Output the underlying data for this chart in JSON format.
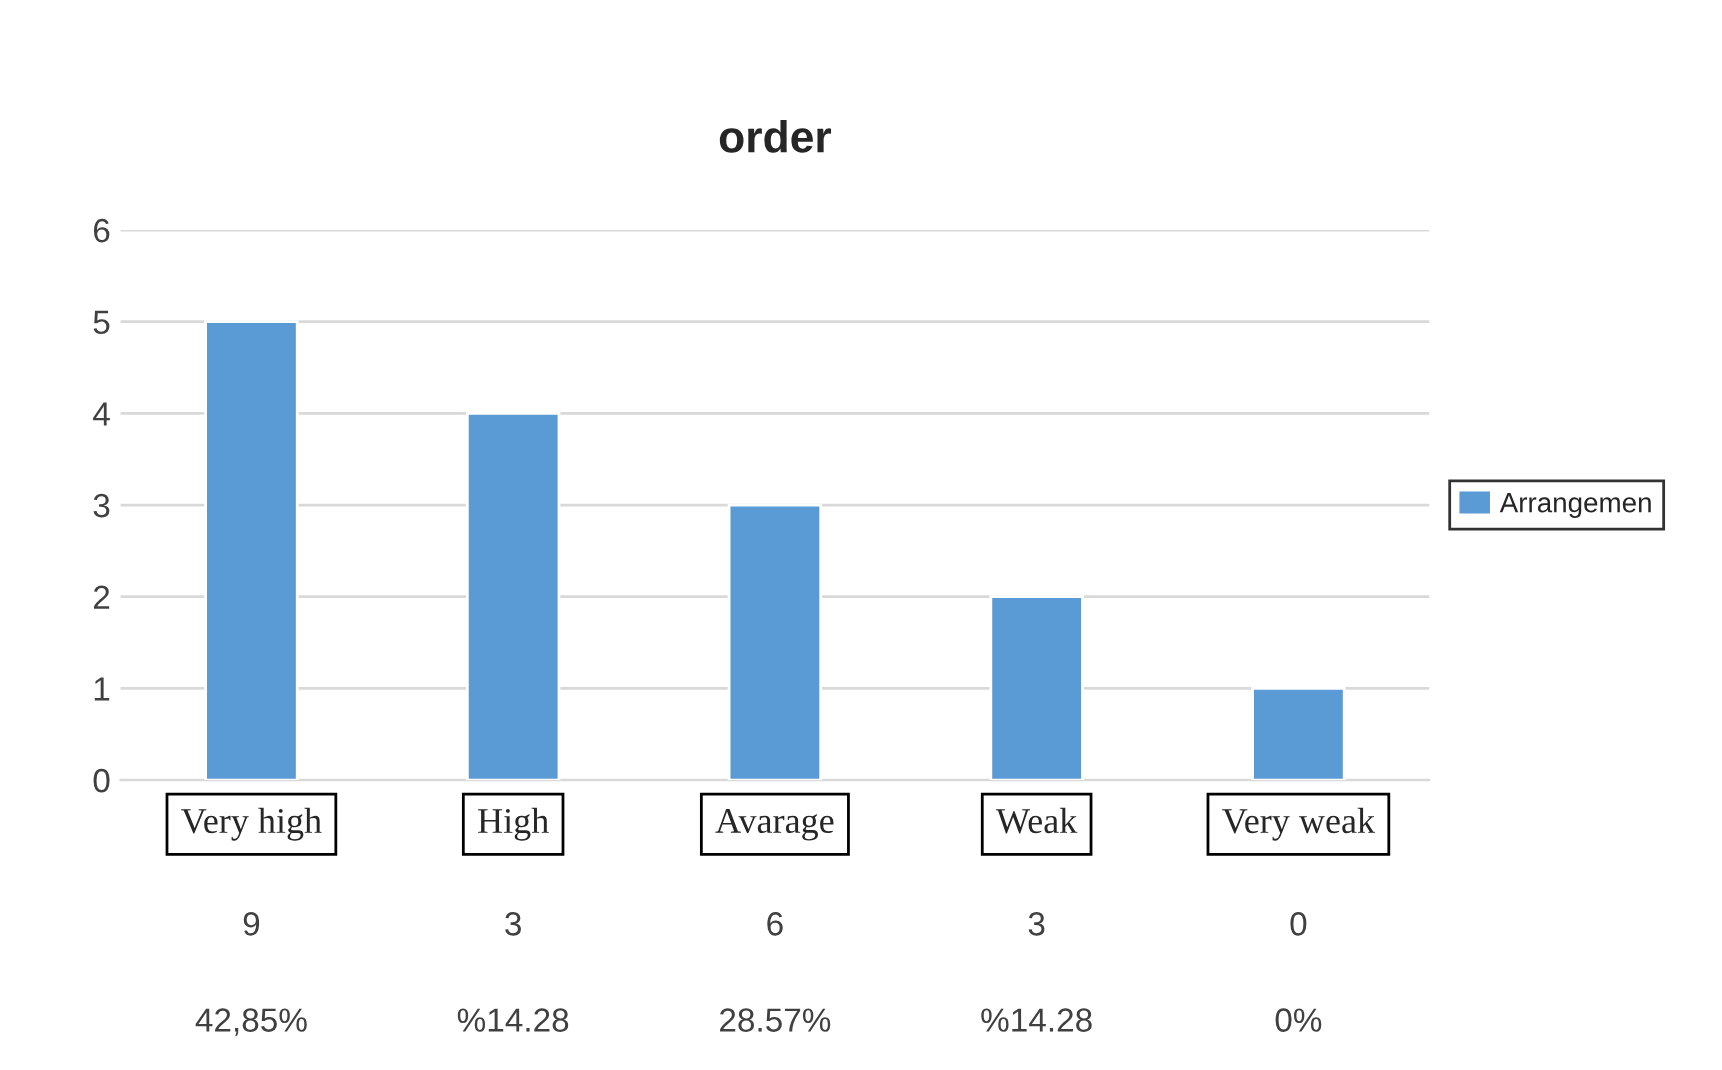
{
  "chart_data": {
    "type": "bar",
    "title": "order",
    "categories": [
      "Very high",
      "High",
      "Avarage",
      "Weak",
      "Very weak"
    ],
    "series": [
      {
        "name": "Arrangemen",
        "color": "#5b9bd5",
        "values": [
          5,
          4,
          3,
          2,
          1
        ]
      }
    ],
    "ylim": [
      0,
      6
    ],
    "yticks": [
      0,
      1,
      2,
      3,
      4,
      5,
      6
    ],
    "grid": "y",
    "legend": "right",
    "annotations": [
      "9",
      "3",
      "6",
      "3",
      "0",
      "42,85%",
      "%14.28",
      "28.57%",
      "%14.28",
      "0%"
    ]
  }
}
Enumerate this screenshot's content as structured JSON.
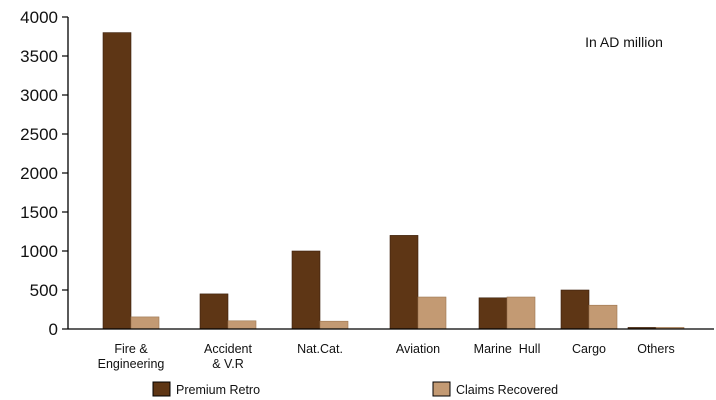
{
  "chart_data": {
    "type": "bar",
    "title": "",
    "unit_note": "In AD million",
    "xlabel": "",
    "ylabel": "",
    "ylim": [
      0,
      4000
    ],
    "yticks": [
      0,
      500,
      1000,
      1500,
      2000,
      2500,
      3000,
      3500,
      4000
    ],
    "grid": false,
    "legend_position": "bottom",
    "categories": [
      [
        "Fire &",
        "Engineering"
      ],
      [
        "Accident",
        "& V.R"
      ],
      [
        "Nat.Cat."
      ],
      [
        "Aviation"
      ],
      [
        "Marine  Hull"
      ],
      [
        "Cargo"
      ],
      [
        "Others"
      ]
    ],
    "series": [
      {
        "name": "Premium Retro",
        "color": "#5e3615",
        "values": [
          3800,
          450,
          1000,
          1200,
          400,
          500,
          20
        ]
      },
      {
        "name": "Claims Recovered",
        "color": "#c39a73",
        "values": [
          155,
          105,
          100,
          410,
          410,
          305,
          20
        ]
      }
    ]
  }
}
======
> _Task details_: Quote the data above in full, leaving out the pictures it holds.

> _Exercise output_:
Output the underlying data for this chart in JSON format.
{
  "chart_data": {
    "type": "bar",
    "title": "order",
    "categories": [
      "Very high",
      "High",
      "Avarage",
      "Weak",
      "Very weak"
    ],
    "series": [
      {
        "name": "Arrangemen",
        "color": "#5b9bd5",
        "values": [
          5,
          4,
          3,
          2,
          1
        ]
      }
    ],
    "ylim": [
      0,
      6
    ],
    "yticks": [
      0,
      1,
      2,
      3,
      4,
      5,
      6
    ],
    "grid": "y",
    "legend": "right",
    "annotations": [
      "9",
      "3",
      "6",
      "3",
      "0",
      "42,85%",
      "%14.28",
      "28.57%",
      "%14.28",
      "0%"
    ]
  }
}
Enumerate this screenshot's content as structured JSON.
{
  "chart_data": {
    "type": "bar",
    "title": "",
    "unit_note": "In AD million",
    "xlabel": "",
    "ylabel": "",
    "ylim": [
      0,
      4000
    ],
    "yticks": [
      0,
      500,
      1000,
      1500,
      2000,
      2500,
      3000,
      3500,
      4000
    ],
    "grid": false,
    "legend_position": "bottom",
    "categories": [
      [
        "Fire &",
        "Engineering"
      ],
      [
        "Accident",
        "& V.R"
      ],
      [
        "Nat.Cat."
      ],
      [
        "Aviation"
      ],
      [
        "Marine  Hull"
      ],
      [
        "Cargo"
      ],
      [
        "Others"
      ]
    ],
    "series": [
      {
        "name": "Premium Retro",
        "color": "#5e3615",
        "values": [
          3800,
          450,
          1000,
          1200,
          400,
          500,
          20
        ]
      },
      {
        "name": "Claims Recovered",
        "color": "#c39a73",
        "values": [
          155,
          105,
          100,
          410,
          410,
          305,
          20
        ]
      }
    ]
  }
}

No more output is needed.